Task objective>
Copy out each line exactly as it appears.
+--
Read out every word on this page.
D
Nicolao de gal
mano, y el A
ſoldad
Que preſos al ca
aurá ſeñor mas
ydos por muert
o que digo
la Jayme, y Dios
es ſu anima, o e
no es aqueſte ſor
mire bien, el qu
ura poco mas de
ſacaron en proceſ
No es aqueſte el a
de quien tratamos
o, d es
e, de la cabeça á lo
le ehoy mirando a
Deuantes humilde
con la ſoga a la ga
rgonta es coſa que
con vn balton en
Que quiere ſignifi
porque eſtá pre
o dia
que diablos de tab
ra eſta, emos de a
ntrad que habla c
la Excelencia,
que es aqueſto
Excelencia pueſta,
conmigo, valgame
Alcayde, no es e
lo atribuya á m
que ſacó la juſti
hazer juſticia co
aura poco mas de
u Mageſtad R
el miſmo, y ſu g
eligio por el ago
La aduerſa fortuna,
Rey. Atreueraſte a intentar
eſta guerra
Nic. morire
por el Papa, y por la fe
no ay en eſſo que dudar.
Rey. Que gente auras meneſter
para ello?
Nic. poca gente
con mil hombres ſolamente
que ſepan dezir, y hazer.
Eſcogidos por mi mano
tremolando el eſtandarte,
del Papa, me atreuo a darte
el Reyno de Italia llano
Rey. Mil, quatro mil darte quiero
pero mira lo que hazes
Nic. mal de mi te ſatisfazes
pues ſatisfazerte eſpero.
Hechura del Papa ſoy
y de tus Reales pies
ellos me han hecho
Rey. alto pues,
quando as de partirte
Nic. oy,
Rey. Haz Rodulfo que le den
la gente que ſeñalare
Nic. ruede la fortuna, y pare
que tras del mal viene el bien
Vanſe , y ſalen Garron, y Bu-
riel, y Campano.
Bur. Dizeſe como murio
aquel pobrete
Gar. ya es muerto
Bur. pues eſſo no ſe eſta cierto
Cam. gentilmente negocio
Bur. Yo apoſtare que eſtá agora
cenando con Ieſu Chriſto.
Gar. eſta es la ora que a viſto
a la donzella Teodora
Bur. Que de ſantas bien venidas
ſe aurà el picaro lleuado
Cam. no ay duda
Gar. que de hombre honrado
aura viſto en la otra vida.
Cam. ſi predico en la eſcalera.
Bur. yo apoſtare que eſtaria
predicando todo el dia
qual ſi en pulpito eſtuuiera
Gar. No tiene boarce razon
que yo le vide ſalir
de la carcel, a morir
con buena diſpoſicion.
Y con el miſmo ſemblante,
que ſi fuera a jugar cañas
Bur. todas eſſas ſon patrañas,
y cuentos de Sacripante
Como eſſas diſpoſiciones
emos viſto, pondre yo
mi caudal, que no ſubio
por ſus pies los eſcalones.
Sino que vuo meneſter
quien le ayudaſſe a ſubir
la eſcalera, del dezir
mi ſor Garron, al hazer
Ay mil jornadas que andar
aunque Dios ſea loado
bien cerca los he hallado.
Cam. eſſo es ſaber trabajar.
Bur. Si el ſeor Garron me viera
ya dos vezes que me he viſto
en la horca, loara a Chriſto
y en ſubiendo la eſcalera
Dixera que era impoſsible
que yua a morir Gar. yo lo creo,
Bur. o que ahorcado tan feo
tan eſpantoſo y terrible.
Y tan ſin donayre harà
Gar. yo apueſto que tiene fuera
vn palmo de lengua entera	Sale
+--
Task answer>
Read out every word on this page.
D
Nicolao de gal
mano, y el A
ſoldad
Que preſos al ca
aurá ſeñor mas
ydos por muert
o que digo
la Jayme, y Dios
es ſu anima, o e
no es aqueſte ſor
mire bien, el qu
ura poco mas de
ſacaron en proceſ
No es aqueſte el a
de quien tratamos
o, d es
e, de la cabeça á lo
le ehoy mirando a
Deuantes humilde
con la ſoga a la ga
rgonta es coſa que
con vn balton en
Que quiere ſignifi
porque eſtá pre
o dia
que diablos de tab
ra eſta, emos de a
ntrad que habla c
la Excelencia,
que es aqueſto
Excelencia pueſta,
conmigo, valgame
Alcayde, no es e
lo atribuya á m
que ſacó la juſti
hazer juſticia co
aura poco mas de
u Mageſtad R
el miſmo, y ſu g
eligio por el ago
La aduerſa fortuna,
Rey. Atreueraſte a intentar
eſta guerra
Nic. morire
por el Papa, y por la fe
no ay en eſſo que dudar.
Rey. Que gente auras meneſter
para ello?
Nic. poca gente
con mil hombres ſolamente
que ſepan dezir, y hazer.
Eſcogidos por mi mano
tremolando el eſtandarte,
del Papa, me atreuo a darte
el Reyno de Italia llano
Rey. Mil, quatro mil darte quiero
pero mira lo que hazes
Nic. mal de mi te ſatisfazes
pues ſatisfazerte eſpero.
Hechura del Papa ſoy
y de tus Reales pies
ellos me han hecho
Rey. alto pues,
quando as de partirte
Nic. oy,
Rey. Haz Rodulfo que le den
la gente que ſeñalare
Nic. ruede la fortuna, y pare
que tras del mal viene el bien
Vanſe , y ſalen Garron, y Bu-
riel, y Campano.
Bur. Dizeſe como murio
aquel pobrete
Gar. ya es muerto
Bur. pues eſſo no ſe eſta cierto
Cam. gentilmente negocio
Bur. Yo apoſtare que eſtá agora
cenando con Ieſu Chriſto.
Gar. eſta es la ora que a viſto
a la donzella Teodora
Bur. Que de ſantas bien venidas
ſe aurà el picaro lleuado
Cam. no ay duda
Gar. que de hombre honrado
aura viſto en la otra vida.
Cam. ſi predico en la eſcalera.
Bur. yo apoſtare que eſtaria
predicando todo el dia
qual ſi en pulpito eſtuuiera
Gar. No tiene boarce razon
que yo le vide ſalir
de la carcel, a morir
con buena diſpoſicion.
Y con el miſmo ſemblante,
que ſi fuera a jugar cañas
Bur. todas eſſas ſon patrañas,
y cuentos de Sacripante
Como eſſas diſpoſiciones
emos viſto, pondre yo
mi caudal, que no ſubio
por ſus pies los eſcalones.
Sino que vuo meneſter
quien le ayudaſſe a ſubir
la eſcalera, del dezir
mi ſor Garron, al hazer
Ay mil jornadas que andar
aunque Dios ſea loado
bien cerca los he hallado.
Cam. eſſo es ſaber trabajar.
Bur. Si el ſeor Garron me viera
ya dos vezes que me he viſto
en la horca, loara a Chriſto
y en ſubiendo la eſcalera
Dixera que era impoſsible
que yua a morir Gar. yo lo creo,
Bur. o que ahorcado tan feo
tan eſpantoſo y terrible.
Y tan ſin donayre harà
Gar. yo apueſto que tiene fuera
vn palmo de lengua entera	Sale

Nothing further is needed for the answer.